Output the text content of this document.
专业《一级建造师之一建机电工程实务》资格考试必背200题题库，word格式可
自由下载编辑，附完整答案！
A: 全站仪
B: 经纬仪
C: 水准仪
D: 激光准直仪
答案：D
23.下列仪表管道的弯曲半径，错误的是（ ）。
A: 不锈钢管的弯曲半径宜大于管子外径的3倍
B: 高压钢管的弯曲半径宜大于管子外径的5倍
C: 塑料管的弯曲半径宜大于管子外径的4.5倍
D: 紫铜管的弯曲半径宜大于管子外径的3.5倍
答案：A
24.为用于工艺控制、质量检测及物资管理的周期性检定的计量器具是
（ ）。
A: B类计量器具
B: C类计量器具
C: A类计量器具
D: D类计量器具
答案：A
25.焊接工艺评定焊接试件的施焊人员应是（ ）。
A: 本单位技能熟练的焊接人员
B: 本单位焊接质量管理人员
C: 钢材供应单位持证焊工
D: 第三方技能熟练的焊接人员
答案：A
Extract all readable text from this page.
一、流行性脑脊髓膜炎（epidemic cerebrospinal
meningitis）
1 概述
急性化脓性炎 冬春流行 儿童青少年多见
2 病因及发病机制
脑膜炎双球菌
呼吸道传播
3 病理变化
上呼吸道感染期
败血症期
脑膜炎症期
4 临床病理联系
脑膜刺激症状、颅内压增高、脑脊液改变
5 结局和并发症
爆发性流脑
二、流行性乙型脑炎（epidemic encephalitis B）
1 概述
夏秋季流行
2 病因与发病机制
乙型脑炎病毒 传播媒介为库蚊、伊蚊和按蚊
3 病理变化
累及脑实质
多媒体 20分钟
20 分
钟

* * * * * * * * *

_Requirement_. Check every line of the data, and copy the ones that contain "this".

_Written solution_.
Output the text content of this document.
Extract all readable text from this page.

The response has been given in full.